In the listing below, find every line containing "text" and copy it out.

((

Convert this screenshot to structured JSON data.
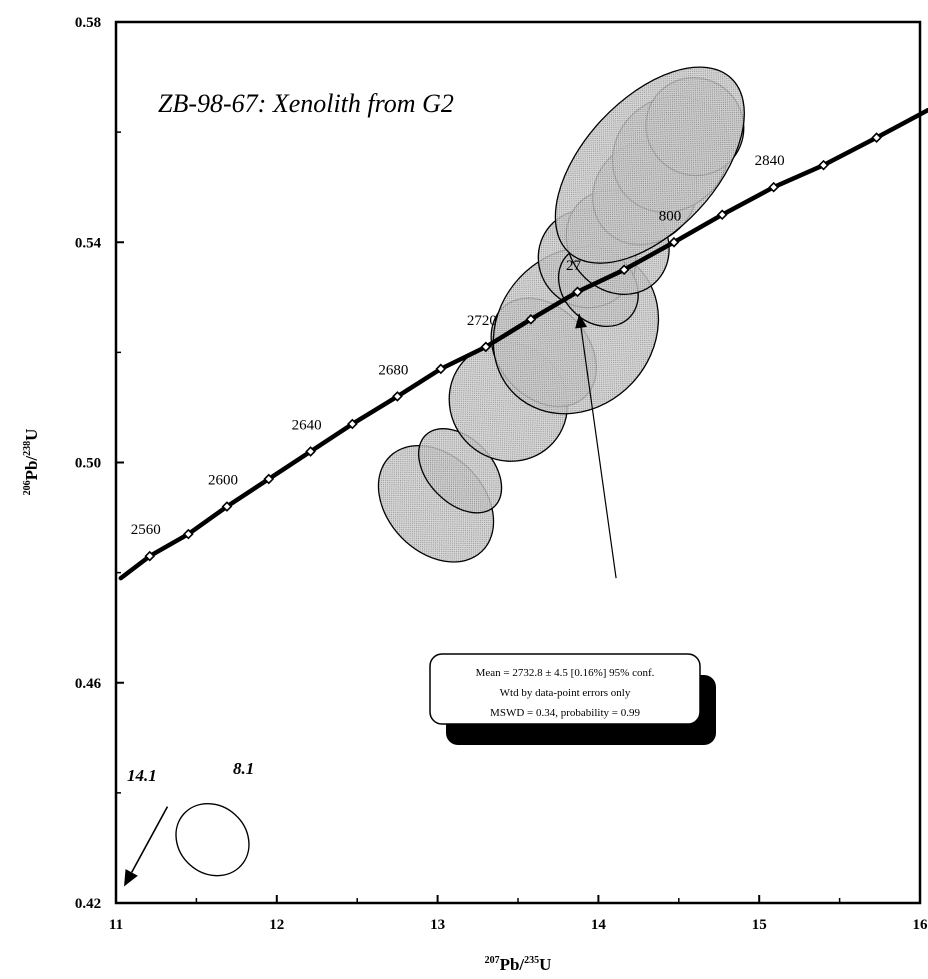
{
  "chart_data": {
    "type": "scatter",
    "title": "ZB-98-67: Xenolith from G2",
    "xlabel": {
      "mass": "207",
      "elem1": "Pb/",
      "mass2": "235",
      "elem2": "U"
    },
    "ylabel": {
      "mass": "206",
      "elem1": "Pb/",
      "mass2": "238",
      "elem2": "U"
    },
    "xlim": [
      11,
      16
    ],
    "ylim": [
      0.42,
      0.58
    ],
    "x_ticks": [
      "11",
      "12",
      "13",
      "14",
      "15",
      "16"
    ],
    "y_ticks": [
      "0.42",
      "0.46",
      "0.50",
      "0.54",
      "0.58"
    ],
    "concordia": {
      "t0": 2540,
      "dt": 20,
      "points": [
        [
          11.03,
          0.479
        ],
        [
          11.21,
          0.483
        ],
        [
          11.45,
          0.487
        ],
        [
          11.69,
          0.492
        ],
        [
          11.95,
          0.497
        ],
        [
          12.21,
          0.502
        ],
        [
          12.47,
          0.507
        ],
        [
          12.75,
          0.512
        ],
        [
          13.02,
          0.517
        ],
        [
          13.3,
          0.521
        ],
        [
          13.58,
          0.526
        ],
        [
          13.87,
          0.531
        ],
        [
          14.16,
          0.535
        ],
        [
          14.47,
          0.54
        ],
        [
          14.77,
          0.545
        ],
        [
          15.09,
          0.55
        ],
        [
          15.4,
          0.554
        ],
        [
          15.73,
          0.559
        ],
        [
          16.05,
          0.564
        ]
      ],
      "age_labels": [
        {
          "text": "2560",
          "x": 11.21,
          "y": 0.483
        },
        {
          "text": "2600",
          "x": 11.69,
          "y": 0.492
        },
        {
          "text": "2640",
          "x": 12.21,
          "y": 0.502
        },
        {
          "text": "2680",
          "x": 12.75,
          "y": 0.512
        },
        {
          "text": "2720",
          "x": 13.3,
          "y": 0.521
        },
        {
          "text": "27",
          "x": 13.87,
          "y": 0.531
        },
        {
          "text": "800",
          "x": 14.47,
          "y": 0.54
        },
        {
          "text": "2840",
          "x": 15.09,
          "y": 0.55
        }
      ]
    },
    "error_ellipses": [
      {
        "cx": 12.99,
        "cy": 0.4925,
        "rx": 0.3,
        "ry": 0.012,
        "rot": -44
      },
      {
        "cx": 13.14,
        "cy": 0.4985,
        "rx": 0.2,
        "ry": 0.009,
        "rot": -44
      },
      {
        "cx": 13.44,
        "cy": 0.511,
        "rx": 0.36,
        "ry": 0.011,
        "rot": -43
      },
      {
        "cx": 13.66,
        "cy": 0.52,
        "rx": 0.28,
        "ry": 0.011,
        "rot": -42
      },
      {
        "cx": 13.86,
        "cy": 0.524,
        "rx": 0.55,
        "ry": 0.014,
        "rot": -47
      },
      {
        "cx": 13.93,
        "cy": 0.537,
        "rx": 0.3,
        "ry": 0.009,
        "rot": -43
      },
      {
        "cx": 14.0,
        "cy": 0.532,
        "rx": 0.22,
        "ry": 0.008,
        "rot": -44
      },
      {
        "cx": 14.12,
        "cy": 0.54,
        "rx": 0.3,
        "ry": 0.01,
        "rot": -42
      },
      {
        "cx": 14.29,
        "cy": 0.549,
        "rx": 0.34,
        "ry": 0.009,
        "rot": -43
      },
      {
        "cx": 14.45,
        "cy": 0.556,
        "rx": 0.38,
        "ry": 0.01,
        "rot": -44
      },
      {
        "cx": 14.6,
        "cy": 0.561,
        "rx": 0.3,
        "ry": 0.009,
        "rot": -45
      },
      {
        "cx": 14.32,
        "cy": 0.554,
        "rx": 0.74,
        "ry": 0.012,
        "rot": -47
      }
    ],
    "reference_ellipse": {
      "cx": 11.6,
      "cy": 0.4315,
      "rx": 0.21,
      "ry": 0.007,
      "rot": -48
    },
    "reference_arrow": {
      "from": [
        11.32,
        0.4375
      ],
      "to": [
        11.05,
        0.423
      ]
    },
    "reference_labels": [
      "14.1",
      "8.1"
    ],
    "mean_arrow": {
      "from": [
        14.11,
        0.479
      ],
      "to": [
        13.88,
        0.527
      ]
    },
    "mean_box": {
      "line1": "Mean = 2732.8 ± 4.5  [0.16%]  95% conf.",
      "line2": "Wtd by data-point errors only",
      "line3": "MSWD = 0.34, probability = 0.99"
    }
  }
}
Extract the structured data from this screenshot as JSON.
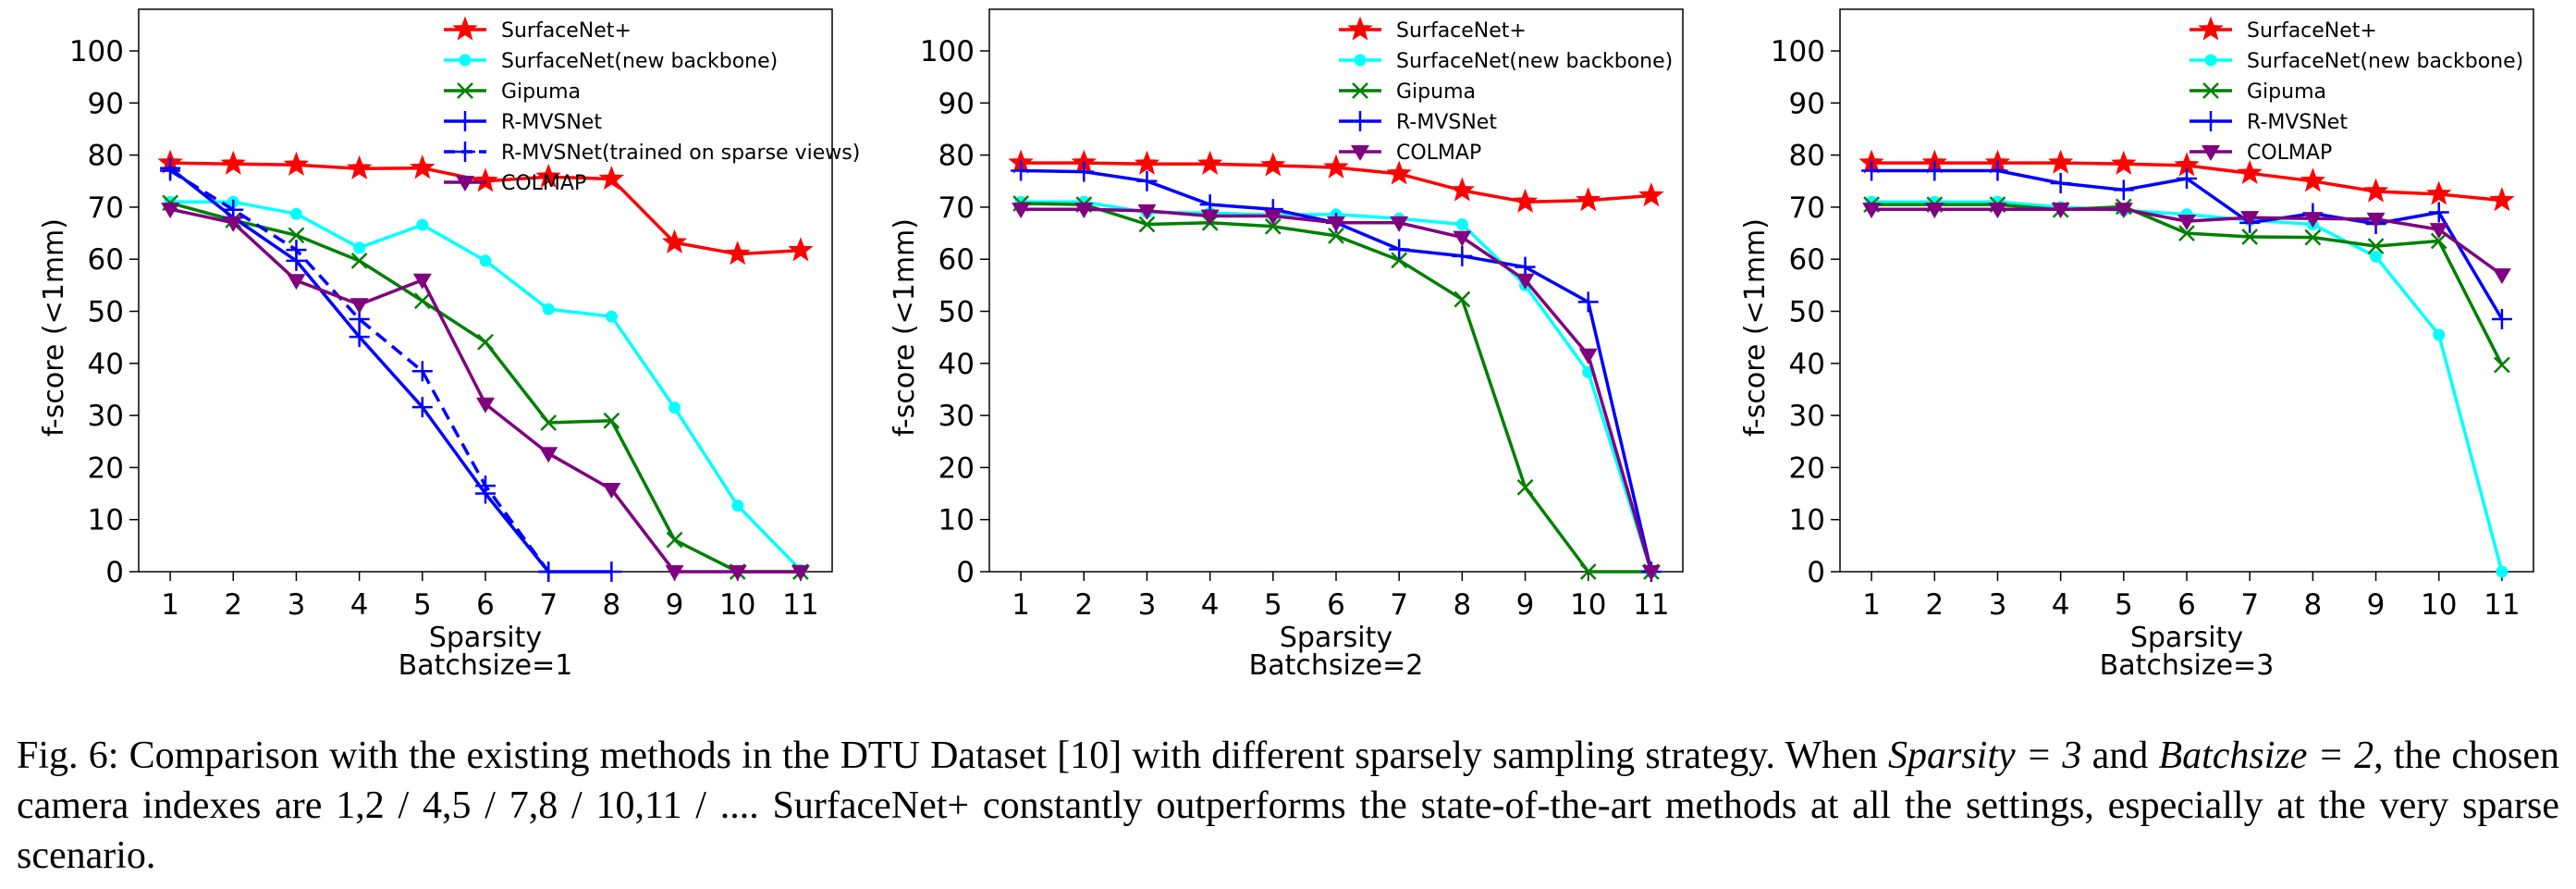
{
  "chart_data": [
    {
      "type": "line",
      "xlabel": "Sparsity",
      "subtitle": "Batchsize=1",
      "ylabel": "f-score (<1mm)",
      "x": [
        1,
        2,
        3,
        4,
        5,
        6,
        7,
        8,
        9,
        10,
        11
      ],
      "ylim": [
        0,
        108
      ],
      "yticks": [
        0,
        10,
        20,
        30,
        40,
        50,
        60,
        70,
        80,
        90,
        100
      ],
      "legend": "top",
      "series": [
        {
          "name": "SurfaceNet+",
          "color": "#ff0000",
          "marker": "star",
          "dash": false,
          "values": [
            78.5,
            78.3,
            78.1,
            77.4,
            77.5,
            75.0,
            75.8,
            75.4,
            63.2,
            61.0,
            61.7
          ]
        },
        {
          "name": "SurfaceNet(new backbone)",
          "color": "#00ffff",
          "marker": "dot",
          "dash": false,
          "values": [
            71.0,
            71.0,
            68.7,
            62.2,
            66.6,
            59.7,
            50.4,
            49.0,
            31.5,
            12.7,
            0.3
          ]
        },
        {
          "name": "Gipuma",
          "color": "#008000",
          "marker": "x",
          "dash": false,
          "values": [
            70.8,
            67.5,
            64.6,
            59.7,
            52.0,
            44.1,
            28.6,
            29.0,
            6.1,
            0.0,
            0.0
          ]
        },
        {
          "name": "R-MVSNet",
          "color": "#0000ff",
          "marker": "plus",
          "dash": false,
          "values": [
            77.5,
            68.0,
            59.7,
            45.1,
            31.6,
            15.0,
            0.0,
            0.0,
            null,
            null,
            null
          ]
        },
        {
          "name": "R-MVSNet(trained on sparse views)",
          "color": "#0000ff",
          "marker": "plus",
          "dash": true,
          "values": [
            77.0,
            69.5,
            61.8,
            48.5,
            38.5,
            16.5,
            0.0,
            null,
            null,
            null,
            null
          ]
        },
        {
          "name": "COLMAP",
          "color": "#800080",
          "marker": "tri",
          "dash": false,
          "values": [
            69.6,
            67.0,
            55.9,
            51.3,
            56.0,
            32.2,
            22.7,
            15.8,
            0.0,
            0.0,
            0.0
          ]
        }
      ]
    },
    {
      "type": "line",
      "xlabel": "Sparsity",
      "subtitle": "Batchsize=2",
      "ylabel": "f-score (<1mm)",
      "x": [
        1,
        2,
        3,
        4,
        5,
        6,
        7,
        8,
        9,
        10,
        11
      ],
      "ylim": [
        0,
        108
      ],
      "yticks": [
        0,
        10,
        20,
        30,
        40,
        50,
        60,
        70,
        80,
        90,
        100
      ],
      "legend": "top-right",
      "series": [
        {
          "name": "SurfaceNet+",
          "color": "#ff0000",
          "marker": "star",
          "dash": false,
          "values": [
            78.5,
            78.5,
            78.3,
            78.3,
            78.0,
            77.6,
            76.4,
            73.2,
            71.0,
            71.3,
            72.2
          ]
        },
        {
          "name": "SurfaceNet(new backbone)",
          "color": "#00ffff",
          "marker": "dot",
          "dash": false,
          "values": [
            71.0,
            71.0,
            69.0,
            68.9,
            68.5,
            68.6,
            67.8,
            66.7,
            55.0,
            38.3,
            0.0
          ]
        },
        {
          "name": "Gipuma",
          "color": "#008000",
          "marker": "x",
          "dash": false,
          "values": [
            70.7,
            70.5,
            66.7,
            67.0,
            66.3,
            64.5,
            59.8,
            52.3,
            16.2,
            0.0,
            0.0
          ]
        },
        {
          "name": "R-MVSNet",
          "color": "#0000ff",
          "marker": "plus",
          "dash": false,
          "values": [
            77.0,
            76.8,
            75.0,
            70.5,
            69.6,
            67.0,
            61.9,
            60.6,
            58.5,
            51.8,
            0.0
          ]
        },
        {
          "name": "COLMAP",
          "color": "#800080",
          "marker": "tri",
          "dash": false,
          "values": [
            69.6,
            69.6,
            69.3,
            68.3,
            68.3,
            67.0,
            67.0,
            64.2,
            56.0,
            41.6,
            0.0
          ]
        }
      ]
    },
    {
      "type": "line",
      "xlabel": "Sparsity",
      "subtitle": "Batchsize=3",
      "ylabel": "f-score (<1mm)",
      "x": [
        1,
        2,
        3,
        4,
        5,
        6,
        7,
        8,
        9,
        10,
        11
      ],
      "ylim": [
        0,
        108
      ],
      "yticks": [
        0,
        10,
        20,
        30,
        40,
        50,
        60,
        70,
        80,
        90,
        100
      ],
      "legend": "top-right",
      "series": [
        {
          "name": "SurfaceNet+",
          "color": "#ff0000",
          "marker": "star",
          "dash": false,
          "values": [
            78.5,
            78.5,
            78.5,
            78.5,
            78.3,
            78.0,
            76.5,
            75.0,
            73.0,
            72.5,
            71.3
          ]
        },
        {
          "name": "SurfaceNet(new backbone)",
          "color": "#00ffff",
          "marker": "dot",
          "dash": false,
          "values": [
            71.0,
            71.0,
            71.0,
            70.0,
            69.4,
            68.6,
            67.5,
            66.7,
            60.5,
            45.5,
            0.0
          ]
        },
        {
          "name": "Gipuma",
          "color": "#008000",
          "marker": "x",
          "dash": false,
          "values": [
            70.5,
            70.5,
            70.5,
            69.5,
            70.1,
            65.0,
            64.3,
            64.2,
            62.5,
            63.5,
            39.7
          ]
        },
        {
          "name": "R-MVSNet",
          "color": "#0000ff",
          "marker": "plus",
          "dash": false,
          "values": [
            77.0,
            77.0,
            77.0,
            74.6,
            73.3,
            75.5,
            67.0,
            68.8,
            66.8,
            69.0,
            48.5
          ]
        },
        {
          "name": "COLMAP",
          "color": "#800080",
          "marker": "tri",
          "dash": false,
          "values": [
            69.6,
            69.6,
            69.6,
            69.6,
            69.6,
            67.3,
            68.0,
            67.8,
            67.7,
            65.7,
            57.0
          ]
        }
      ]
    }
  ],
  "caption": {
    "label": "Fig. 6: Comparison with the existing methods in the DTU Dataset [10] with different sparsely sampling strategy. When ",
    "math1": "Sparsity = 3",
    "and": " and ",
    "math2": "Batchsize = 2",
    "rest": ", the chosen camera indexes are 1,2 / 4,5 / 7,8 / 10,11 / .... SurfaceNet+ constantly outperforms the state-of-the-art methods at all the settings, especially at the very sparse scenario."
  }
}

))
((

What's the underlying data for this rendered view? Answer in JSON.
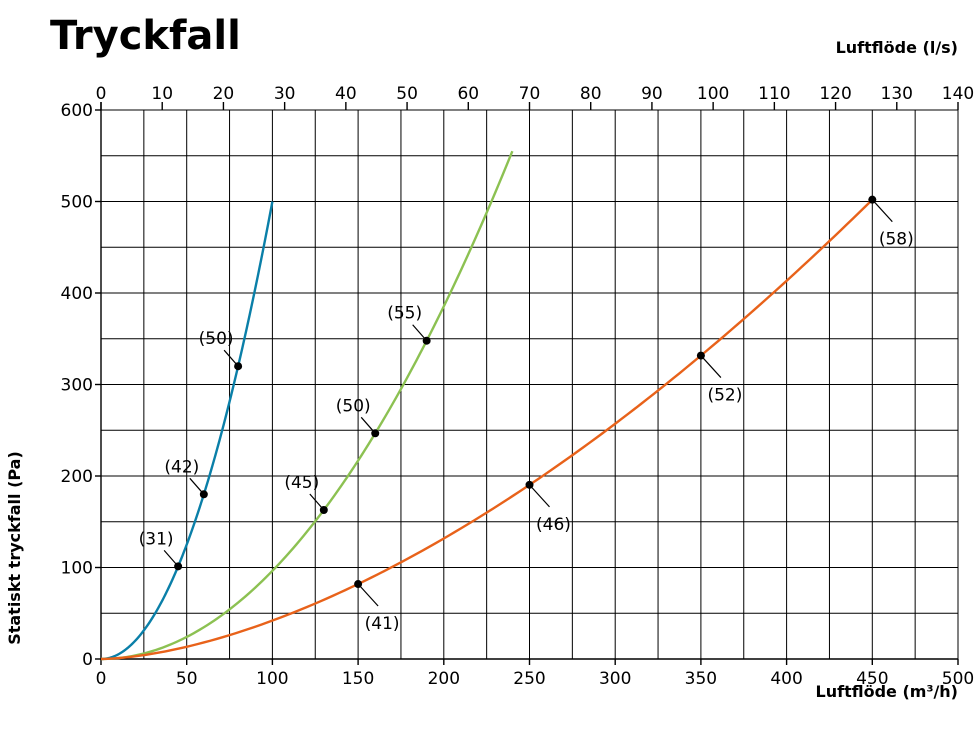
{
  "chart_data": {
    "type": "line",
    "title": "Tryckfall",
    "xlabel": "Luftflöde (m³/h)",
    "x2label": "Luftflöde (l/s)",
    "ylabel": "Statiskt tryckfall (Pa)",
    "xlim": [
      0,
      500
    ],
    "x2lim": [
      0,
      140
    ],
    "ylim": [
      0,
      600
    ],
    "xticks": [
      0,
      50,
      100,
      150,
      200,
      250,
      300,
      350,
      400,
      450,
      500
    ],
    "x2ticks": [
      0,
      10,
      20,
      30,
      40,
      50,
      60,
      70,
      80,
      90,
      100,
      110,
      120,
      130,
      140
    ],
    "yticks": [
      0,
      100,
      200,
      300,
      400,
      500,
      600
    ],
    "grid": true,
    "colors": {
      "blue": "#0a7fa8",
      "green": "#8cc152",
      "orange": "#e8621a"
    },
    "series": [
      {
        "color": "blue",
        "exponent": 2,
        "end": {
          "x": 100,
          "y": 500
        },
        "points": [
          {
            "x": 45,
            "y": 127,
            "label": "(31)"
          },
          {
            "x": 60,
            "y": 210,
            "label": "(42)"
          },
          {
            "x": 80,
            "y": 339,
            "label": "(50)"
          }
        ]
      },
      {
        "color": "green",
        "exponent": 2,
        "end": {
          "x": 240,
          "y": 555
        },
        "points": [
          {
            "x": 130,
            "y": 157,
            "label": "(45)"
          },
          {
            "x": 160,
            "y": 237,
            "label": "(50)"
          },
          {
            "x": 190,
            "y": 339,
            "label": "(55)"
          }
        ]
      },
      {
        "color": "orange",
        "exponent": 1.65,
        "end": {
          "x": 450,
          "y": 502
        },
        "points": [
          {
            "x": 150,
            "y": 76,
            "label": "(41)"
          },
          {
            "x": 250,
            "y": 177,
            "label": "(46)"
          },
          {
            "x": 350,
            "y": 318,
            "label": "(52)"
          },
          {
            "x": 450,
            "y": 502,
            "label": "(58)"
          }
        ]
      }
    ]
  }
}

))

-- Solved exercise --
          "text": "2560",
          "text": "2600",
          "text": "2640",
          "text": "2680",
          "text": "2720",
          "text": "27",
          "text": "800",
          "text": "2840",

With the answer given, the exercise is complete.